*** Material supplied ***
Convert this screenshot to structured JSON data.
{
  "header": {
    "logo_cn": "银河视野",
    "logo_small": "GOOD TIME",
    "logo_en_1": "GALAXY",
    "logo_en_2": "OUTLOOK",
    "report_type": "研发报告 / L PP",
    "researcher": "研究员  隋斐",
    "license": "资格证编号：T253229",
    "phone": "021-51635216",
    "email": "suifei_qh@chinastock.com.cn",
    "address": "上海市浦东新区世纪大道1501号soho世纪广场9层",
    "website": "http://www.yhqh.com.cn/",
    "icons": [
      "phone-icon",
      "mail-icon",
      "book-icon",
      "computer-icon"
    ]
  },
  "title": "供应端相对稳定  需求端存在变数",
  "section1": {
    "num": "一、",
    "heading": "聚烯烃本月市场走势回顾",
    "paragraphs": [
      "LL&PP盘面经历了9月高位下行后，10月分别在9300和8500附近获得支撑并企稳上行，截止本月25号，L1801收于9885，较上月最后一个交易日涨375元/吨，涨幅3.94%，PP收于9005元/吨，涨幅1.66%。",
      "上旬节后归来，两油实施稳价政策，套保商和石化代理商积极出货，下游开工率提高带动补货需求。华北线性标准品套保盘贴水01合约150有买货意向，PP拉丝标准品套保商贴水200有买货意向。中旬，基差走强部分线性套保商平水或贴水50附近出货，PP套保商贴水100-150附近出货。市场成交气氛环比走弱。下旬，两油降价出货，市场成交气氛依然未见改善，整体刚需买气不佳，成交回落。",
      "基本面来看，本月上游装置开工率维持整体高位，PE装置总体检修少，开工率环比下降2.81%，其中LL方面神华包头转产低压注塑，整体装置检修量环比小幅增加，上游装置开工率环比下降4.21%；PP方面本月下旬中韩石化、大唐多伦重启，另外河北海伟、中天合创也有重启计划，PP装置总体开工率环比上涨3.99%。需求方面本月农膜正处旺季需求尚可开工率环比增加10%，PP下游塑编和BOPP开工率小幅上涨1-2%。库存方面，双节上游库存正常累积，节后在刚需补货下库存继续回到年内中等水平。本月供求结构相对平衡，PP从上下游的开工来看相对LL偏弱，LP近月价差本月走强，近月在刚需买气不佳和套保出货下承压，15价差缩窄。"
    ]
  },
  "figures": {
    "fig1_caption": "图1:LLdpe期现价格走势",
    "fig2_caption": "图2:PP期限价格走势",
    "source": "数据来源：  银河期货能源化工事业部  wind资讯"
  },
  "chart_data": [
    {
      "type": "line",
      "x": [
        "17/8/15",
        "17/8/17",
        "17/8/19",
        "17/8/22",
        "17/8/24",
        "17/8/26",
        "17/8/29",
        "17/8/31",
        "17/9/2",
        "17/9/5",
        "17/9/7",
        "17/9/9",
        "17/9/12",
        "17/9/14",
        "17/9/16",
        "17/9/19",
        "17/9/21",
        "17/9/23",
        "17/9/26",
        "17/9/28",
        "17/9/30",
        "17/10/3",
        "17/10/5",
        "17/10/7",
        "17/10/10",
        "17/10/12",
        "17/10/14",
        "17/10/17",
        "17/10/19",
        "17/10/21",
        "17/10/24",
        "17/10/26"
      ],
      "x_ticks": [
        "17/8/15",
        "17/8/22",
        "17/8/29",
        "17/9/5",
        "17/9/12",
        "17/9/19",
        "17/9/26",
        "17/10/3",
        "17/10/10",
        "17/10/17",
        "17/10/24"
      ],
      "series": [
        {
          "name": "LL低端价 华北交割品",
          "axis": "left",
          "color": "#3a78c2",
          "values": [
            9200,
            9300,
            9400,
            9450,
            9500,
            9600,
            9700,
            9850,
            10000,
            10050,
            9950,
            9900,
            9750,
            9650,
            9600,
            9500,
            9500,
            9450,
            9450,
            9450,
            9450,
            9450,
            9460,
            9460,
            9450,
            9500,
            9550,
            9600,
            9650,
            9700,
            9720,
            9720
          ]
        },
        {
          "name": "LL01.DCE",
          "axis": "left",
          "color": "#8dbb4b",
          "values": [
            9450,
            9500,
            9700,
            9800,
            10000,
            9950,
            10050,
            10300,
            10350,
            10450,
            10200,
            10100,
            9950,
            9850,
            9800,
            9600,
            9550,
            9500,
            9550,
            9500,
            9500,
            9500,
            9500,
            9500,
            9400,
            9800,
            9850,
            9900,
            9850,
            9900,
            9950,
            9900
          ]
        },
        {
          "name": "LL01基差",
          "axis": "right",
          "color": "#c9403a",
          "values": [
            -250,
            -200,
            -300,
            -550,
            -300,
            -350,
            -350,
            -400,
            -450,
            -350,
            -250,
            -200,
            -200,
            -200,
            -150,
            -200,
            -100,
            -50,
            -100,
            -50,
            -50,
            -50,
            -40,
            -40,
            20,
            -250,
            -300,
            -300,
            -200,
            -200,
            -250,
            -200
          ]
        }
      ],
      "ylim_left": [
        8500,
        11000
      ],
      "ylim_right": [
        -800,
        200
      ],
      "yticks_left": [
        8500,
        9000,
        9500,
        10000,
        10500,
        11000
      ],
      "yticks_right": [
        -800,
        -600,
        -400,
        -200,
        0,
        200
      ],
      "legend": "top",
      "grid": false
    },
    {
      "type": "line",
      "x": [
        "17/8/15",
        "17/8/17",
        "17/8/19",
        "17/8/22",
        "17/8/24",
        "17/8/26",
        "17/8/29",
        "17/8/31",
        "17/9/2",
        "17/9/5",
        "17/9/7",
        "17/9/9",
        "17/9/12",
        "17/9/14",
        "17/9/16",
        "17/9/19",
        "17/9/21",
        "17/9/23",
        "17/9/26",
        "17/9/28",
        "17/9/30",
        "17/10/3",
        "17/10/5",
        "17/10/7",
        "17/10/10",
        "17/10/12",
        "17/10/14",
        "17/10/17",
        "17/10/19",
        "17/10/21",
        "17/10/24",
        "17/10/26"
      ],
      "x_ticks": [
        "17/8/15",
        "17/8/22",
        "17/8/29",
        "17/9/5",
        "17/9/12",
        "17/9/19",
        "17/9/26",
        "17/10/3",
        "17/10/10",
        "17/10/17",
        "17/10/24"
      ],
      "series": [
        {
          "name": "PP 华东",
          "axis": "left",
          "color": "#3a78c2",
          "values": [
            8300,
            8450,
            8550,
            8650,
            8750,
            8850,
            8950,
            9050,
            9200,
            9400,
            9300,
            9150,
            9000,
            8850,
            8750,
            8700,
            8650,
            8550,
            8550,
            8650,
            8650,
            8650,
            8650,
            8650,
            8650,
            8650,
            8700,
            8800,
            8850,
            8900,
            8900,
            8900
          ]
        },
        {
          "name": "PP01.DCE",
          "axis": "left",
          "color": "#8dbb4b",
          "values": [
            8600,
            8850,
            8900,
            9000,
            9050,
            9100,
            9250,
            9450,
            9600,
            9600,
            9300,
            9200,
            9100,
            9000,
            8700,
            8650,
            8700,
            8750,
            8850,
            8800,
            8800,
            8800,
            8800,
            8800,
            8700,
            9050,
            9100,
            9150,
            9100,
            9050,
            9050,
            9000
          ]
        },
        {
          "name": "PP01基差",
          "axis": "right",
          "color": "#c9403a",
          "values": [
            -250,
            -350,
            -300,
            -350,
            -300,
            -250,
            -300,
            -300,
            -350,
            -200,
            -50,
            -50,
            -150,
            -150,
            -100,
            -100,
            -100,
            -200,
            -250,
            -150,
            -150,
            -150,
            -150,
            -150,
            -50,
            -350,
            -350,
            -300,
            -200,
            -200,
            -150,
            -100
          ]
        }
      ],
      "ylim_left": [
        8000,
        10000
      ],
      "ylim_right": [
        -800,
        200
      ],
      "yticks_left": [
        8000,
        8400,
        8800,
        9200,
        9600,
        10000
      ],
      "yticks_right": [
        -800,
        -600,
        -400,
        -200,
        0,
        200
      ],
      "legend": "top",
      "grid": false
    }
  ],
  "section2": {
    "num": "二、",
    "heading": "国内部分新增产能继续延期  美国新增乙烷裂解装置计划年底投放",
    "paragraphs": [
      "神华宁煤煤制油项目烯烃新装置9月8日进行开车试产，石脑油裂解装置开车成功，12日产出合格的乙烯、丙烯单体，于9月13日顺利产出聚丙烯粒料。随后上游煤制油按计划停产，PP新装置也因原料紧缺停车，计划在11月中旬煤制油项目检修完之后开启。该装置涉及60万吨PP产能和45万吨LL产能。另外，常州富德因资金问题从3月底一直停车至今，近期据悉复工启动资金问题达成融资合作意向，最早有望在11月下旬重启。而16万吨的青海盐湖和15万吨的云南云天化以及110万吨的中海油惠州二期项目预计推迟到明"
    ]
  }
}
***
(Short exercise): Return each line of the data that contains the string "name".

(Exercise result):
          "name": "LL低端价 华北交割品",
          "name": "LL01.DCE",
          "name": "LL01基差",
          "name": "PP 华东",
          "name": "PP01.DCE",
          "name": "PP01基差",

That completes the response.